*** Provided entries ***
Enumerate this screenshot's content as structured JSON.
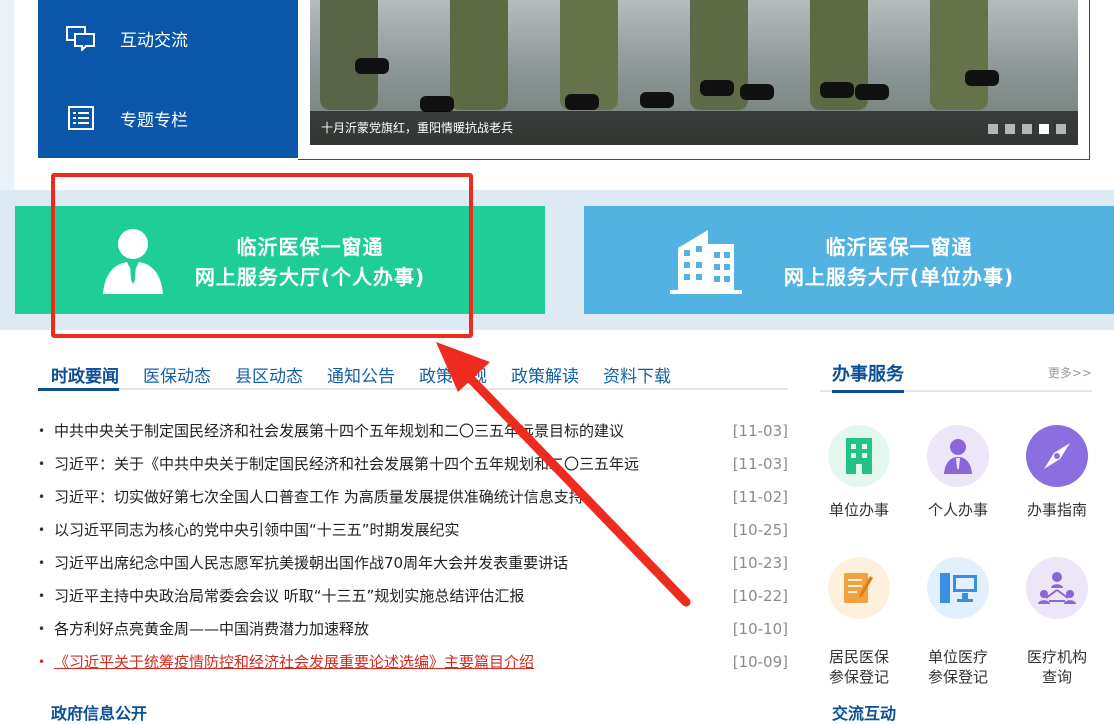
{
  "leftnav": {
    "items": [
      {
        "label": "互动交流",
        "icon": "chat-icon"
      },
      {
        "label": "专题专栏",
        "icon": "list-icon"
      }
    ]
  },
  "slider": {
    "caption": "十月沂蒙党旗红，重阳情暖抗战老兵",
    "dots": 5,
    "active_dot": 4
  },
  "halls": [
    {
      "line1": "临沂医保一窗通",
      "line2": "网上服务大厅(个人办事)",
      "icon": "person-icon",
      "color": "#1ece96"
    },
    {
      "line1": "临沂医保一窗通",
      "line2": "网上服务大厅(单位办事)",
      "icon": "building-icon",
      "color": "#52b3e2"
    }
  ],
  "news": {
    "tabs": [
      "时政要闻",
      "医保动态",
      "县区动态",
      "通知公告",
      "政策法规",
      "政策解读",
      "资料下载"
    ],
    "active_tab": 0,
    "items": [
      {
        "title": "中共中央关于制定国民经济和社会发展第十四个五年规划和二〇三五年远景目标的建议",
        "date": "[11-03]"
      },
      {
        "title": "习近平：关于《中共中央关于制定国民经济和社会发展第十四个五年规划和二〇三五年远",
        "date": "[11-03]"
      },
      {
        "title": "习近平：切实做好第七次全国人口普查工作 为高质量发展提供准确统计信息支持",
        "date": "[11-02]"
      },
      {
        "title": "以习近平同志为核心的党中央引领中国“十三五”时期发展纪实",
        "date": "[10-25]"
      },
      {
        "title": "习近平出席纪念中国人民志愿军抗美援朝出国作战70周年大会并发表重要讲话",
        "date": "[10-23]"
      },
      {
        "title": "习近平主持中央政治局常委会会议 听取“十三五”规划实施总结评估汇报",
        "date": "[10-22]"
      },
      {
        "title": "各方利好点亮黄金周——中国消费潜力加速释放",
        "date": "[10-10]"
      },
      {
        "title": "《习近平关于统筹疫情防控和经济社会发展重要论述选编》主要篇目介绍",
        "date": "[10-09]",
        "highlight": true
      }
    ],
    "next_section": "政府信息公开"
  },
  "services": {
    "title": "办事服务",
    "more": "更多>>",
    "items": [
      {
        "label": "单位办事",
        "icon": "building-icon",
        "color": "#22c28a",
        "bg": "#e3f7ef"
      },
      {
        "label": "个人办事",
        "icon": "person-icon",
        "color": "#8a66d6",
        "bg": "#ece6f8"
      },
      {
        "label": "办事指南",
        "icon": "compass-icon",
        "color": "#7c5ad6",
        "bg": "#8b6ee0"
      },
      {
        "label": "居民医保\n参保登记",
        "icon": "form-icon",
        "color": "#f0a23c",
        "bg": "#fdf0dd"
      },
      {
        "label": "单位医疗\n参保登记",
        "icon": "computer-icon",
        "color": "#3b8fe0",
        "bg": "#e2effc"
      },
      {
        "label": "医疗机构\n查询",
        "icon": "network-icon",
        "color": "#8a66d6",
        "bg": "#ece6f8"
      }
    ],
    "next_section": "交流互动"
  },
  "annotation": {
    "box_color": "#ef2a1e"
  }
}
***
> Instruction
Identify each line in the entries with the word "label" and copy it.

> Answer
        "label": "互动交流",
        "label": "专题专栏",
        "label": "单位办事",
        "label": "个人办事",
        "label": "办事指南",
        "label": "居民医保\n参保登记",
        "label": "单位医疗\n参保登记",
        "label": "医疗机构\n查询",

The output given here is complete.